Exercise instructions: Copy out all of the lines below character for character, omitting the pictures.

[Layout element entries]
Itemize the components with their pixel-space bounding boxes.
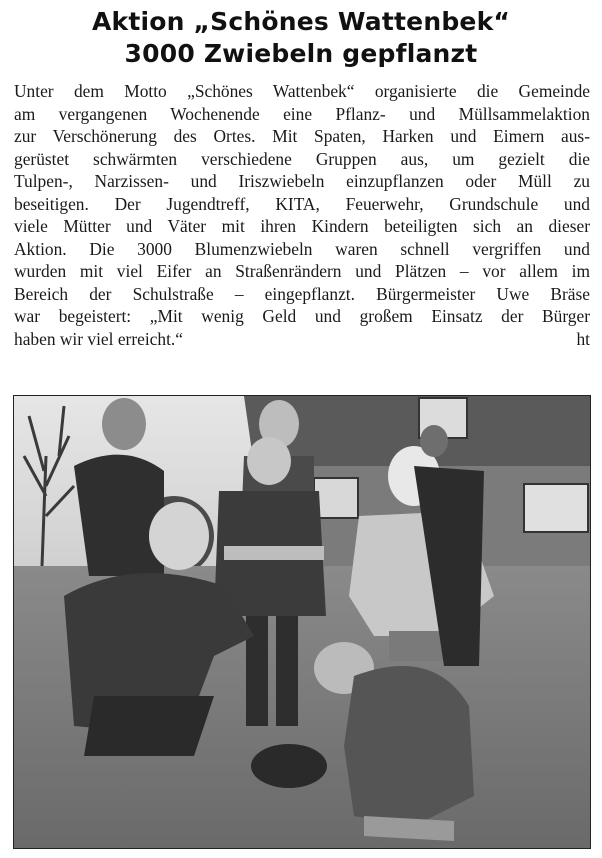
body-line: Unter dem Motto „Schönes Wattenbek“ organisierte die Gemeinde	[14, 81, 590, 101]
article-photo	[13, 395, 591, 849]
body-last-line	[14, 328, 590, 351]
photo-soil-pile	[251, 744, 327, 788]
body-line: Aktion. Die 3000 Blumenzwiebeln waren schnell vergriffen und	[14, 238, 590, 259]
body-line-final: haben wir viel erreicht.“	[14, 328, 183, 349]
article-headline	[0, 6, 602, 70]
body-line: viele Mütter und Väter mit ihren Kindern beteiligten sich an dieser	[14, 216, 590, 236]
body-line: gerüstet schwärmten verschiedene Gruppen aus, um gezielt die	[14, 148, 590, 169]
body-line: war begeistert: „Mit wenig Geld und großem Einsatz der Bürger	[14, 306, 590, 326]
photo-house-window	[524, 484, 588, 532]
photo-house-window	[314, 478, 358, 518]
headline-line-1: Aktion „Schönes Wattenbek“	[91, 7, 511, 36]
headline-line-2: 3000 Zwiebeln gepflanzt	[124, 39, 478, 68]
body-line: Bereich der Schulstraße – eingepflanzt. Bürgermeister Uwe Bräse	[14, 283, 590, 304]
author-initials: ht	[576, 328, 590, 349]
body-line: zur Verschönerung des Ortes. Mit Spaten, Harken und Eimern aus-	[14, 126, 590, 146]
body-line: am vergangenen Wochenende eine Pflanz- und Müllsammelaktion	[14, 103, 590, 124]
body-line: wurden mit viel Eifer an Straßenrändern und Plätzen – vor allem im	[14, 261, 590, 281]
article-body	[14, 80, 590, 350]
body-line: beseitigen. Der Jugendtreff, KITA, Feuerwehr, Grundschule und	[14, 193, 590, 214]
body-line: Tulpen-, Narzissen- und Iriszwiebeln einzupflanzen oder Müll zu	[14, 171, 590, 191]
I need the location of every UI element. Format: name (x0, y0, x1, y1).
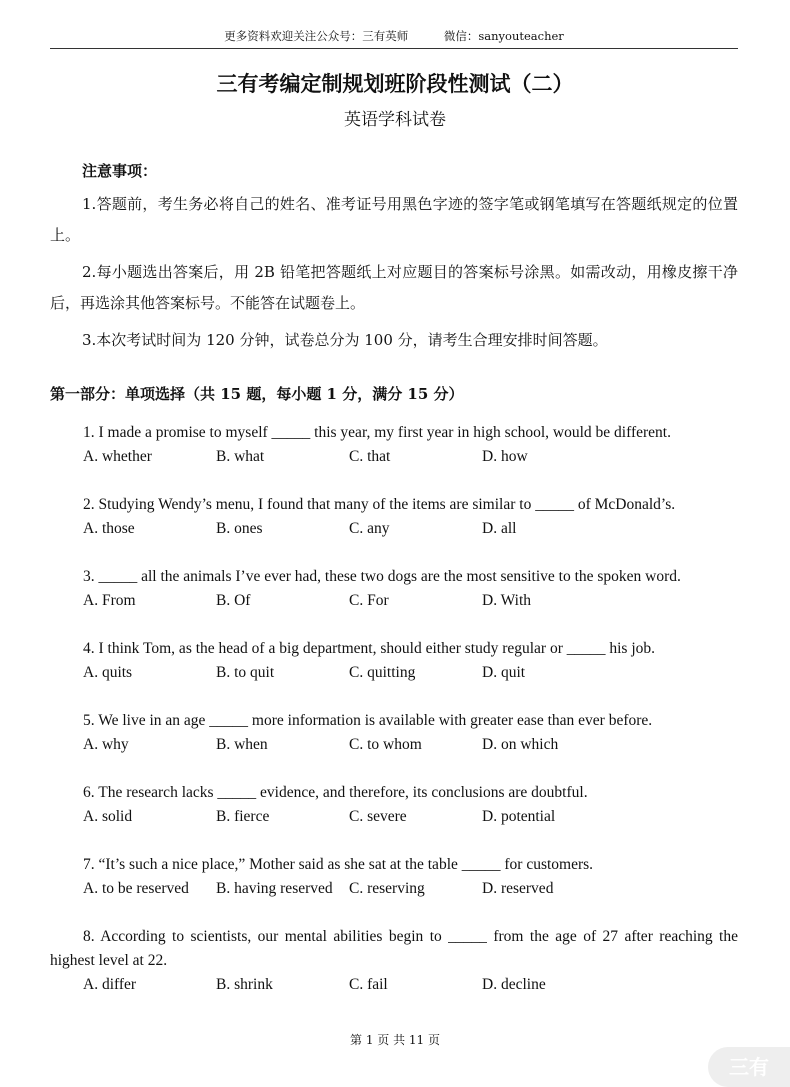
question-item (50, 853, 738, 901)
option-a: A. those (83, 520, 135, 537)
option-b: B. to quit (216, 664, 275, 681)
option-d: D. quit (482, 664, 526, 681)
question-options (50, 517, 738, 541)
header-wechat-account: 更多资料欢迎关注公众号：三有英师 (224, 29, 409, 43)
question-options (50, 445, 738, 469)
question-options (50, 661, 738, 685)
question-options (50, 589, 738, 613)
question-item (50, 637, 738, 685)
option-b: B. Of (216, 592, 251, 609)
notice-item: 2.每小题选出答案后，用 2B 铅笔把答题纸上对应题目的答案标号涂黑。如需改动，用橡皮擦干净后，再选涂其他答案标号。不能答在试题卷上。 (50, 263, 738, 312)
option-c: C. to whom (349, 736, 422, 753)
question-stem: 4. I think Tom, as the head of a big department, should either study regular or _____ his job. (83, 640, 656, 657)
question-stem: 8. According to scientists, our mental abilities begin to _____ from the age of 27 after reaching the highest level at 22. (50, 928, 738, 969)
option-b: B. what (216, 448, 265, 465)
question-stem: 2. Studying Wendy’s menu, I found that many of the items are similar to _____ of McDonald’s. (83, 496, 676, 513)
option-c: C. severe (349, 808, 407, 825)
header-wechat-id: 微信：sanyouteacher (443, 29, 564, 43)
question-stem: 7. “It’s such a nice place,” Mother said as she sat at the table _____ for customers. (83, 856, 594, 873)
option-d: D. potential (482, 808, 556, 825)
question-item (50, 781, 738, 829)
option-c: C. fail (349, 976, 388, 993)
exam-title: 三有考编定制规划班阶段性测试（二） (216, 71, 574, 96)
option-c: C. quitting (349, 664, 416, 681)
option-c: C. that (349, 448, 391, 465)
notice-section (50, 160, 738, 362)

Reply to the exercise:
Itemize the components with their pixel-space bounding boxes.
body-line: Unter dem Motto „Schönes Wattenbek“ organisierte die Gemeinde	[14, 81, 590, 101]
article-photo	[13, 395, 591, 849]
body-last-line	[14, 328, 590, 351]
photo-soil-pile	[251, 744, 327, 788]
body-line: Aktion. Die 3000 Blumenzwiebeln waren schnell vergriffen und	[14, 238, 590, 259]
body-line-final: haben wir viel erreicht.“	[14, 328, 183, 349]
article-headline	[0, 6, 602, 70]
body-line: viele Mütter und Väter mit ihren Kindern beteiligten sich an dieser	[14, 216, 590, 236]
body-line: gerüstet schwärmten verschiedene Gruppen aus, um gezielt die	[14, 148, 590, 169]
body-line: war begeistert: „Mit wenig Geld und großem Einsatz der Bürger	[14, 306, 590, 326]
photo-house-window	[524, 484, 588, 532]
photo-house-window	[314, 478, 358, 518]
headline-line-1: Aktion „Schönes Wattenbek“	[91, 7, 511, 36]
headline-line-2: 3000 Zwiebeln gepflanzt	[124, 39, 478, 68]
body-line: Bereich der Schulstraße – eingepflanzt. Bürgermeister Uwe Bräse	[14, 283, 590, 304]
author-initials: ht	[576, 328, 590, 349]
body-line: zur Verschönerung des Ortes. Mit Spaten, Harken und Eimern aus-	[14, 126, 590, 146]
body-line: am vergangenen Wochenende eine Pflanz- und Müllsammelaktion	[14, 103, 590, 124]
body-line: wurden mit viel Eifer an Straßenrändern und Plätzen – vor allem im	[14, 261, 590, 281]
article-body	[14, 80, 590, 350]
body-line: beseitigen. Der Jugendtreff, KITA, Feuerwehr, Grundschule und	[14, 193, 590, 214]
body-line: Tulpen-, Narzissen- und Iriszwiebeln einzupflanzen oder Müll zu	[14, 171, 590, 191]
I need the location of every UI element. Format: name (x0, y0, x1, y1).
question-item (50, 853, 738, 901)
option-a: A. those (83, 520, 135, 537)
option-b: B. to quit (216, 664, 275, 681)
option-d: D. quit (482, 664, 526, 681)
question-options (50, 517, 738, 541)
header-wechat-account: 更多资料欢迎关注公众号：三有英师 (224, 29, 409, 43)
question-options (50, 445, 738, 469)
question-options (50, 661, 738, 685)
question-options (50, 589, 738, 613)
question-item (50, 637, 738, 685)
option-b: B. Of (216, 592, 251, 609)
notice-item: 2.每小题选出答案后，用 2B 铅笔把答题纸上对应题目的答案标号涂黑。如需改动，用橡皮擦干净后，再选涂其他答案标号。不能答在试题卷上。 (50, 263, 738, 312)
option-c: C. to whom (349, 736, 422, 753)
question-stem: 4. I think Tom, as the head of a big department, should either study regular or _____ his job. (83, 640, 656, 657)
question-stem: 8. According to scientists, our mental abilities begin to _____ from the age of 27 after reaching the highest level at 22. (50, 928, 738, 969)
option-b: B. what (216, 448, 265, 465)
question-stem: 2. Studying Wendy’s menu, I found that many of the items are similar to _____ of McDonald’s. (83, 496, 676, 513)
option-c: C. severe (349, 808, 407, 825)
header-wechat-id: 微信：sanyouteacher (443, 29, 564, 43)
question-stem: 7. “It’s such a nice place,” Mother said as she sat at the table _____ for customers. (83, 856, 594, 873)
option-d: D. potential (482, 808, 556, 825)
question-item (50, 781, 738, 829)
option-c: C. fail (349, 976, 388, 993)
exam-title: 三有考编定制规划班阶段性测试（二） (216, 71, 574, 96)
option-c: C. quitting (349, 664, 416, 681)
option-c: C. that (349, 448, 391, 465)
notice-section (50, 160, 738, 362)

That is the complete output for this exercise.